- [JOB]: Show, in full, each line of the data that contains "History".
◇ ◇ ◇ ◇ ◇ ◇ ◇
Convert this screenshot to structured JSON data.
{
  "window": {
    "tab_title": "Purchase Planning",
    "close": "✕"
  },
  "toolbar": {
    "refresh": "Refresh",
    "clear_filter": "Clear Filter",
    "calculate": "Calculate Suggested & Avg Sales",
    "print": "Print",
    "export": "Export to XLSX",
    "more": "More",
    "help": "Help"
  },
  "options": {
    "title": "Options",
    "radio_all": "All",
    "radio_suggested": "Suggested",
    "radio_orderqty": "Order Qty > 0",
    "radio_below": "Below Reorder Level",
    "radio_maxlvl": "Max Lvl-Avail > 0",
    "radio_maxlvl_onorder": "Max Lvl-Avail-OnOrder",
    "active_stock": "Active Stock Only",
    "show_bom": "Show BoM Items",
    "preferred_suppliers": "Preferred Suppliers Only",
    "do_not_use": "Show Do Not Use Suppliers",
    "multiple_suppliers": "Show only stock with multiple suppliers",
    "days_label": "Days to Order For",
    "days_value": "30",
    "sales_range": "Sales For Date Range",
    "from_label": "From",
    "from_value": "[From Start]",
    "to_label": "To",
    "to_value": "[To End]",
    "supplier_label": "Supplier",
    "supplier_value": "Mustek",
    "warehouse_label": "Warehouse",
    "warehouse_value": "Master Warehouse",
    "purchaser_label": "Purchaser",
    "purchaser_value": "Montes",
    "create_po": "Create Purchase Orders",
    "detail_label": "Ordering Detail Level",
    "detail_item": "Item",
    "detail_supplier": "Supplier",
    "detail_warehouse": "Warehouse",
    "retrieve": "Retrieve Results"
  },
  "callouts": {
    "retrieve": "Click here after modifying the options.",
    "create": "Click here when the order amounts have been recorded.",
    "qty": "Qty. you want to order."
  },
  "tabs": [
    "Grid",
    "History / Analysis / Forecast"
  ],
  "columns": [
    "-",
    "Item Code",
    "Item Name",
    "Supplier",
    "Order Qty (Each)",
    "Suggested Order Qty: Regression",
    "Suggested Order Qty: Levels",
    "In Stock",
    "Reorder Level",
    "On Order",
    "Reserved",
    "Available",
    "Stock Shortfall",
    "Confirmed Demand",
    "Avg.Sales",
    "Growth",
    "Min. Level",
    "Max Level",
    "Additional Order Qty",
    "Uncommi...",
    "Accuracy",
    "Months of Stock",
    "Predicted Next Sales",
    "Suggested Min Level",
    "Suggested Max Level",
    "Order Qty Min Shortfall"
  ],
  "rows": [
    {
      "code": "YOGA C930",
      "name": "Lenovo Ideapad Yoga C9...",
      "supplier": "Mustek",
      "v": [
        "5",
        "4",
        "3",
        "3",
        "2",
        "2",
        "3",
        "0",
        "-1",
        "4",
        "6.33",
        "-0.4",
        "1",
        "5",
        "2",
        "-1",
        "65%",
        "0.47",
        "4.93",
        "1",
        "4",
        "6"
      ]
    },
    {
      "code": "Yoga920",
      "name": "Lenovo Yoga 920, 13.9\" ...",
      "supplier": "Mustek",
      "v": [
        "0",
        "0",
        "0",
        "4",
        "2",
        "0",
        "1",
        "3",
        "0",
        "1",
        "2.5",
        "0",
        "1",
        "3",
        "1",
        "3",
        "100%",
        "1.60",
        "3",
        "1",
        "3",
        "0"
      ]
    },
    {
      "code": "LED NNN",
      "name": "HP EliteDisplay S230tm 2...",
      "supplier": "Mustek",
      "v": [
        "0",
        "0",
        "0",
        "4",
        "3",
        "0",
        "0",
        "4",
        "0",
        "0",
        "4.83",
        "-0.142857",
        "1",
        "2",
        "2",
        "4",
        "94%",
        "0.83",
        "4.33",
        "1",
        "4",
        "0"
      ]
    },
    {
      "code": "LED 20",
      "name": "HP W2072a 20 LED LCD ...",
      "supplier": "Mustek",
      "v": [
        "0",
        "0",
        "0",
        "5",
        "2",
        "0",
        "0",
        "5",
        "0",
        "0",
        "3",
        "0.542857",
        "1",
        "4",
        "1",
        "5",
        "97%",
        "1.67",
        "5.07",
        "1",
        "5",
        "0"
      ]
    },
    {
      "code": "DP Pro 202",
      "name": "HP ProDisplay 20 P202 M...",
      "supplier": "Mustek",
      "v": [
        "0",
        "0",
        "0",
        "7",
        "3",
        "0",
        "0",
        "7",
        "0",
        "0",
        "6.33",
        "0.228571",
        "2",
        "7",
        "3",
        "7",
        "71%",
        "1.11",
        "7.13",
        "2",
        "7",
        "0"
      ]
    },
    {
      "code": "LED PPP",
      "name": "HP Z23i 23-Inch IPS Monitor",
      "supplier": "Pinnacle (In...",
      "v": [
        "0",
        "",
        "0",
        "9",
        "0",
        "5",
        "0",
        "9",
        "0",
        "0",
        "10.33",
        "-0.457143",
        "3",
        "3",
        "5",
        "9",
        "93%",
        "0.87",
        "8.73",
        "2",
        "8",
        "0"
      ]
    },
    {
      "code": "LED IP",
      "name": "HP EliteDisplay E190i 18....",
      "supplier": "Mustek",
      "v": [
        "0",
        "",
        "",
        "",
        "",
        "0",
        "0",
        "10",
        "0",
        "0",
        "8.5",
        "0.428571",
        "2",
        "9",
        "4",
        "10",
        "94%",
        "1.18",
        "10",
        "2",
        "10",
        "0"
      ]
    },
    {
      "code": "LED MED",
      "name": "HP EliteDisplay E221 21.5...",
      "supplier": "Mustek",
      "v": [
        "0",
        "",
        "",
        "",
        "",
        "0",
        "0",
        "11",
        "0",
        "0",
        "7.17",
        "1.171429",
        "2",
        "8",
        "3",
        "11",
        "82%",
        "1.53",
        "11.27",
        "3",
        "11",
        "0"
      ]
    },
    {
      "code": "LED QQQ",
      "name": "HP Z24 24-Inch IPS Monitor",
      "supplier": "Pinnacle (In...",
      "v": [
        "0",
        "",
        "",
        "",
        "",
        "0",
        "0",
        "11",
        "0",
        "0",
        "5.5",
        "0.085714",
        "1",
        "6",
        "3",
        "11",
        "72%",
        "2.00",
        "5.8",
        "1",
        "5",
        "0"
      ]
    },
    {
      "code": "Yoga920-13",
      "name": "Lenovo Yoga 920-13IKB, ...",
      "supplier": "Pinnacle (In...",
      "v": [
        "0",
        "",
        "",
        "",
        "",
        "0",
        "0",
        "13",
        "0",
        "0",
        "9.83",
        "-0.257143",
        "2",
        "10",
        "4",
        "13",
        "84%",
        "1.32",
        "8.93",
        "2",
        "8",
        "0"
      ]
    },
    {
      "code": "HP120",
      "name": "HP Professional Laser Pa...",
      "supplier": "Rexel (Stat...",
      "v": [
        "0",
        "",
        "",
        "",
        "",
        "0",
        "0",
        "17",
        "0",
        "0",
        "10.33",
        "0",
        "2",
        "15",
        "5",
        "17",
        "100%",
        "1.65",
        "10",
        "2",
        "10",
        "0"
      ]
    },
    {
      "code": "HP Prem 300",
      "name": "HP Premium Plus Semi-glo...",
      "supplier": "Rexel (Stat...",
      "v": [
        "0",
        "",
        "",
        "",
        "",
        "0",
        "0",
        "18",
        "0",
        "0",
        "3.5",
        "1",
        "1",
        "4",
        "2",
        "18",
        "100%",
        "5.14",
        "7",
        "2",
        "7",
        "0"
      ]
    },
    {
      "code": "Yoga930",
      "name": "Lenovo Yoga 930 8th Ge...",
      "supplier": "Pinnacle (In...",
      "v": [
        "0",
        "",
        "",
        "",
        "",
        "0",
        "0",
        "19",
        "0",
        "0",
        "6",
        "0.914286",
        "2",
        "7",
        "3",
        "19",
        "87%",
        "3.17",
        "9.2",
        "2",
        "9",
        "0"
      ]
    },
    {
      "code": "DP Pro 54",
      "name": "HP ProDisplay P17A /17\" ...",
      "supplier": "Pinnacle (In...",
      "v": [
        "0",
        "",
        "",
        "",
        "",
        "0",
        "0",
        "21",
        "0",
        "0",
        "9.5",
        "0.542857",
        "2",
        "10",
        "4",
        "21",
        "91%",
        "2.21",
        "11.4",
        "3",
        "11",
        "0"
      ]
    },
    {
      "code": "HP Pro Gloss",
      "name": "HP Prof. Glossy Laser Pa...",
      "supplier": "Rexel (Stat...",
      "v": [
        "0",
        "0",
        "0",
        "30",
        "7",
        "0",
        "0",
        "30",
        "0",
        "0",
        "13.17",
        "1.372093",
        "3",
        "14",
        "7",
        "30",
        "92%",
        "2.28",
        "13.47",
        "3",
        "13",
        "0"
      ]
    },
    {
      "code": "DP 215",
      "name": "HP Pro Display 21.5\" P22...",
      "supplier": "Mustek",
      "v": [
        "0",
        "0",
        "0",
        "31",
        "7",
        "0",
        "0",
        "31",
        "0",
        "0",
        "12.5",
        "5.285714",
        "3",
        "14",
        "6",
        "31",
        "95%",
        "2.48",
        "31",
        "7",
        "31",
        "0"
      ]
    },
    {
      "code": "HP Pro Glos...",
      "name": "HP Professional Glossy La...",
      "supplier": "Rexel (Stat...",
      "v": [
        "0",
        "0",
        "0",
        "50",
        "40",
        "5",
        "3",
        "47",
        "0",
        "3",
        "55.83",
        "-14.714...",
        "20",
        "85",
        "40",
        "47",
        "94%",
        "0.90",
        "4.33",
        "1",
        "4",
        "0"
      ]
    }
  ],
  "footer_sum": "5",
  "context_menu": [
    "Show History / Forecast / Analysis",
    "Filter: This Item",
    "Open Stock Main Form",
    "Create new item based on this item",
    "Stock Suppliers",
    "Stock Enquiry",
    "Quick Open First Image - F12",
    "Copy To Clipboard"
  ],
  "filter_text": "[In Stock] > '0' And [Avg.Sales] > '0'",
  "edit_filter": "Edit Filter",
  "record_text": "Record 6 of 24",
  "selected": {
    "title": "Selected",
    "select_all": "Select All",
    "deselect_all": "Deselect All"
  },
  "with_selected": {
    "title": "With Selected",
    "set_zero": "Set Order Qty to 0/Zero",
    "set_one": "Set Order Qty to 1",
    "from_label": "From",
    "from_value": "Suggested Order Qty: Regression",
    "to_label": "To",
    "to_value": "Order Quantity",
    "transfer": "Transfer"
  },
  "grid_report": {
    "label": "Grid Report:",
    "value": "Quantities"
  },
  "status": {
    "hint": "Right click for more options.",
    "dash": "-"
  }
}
◇ ◇ ◇ ◇ ◇ ◇ ◇
- [WRITTEN SOLUTION]:
    "History / Analysis / Forecast"
    "Show History / Forecast / Analysis",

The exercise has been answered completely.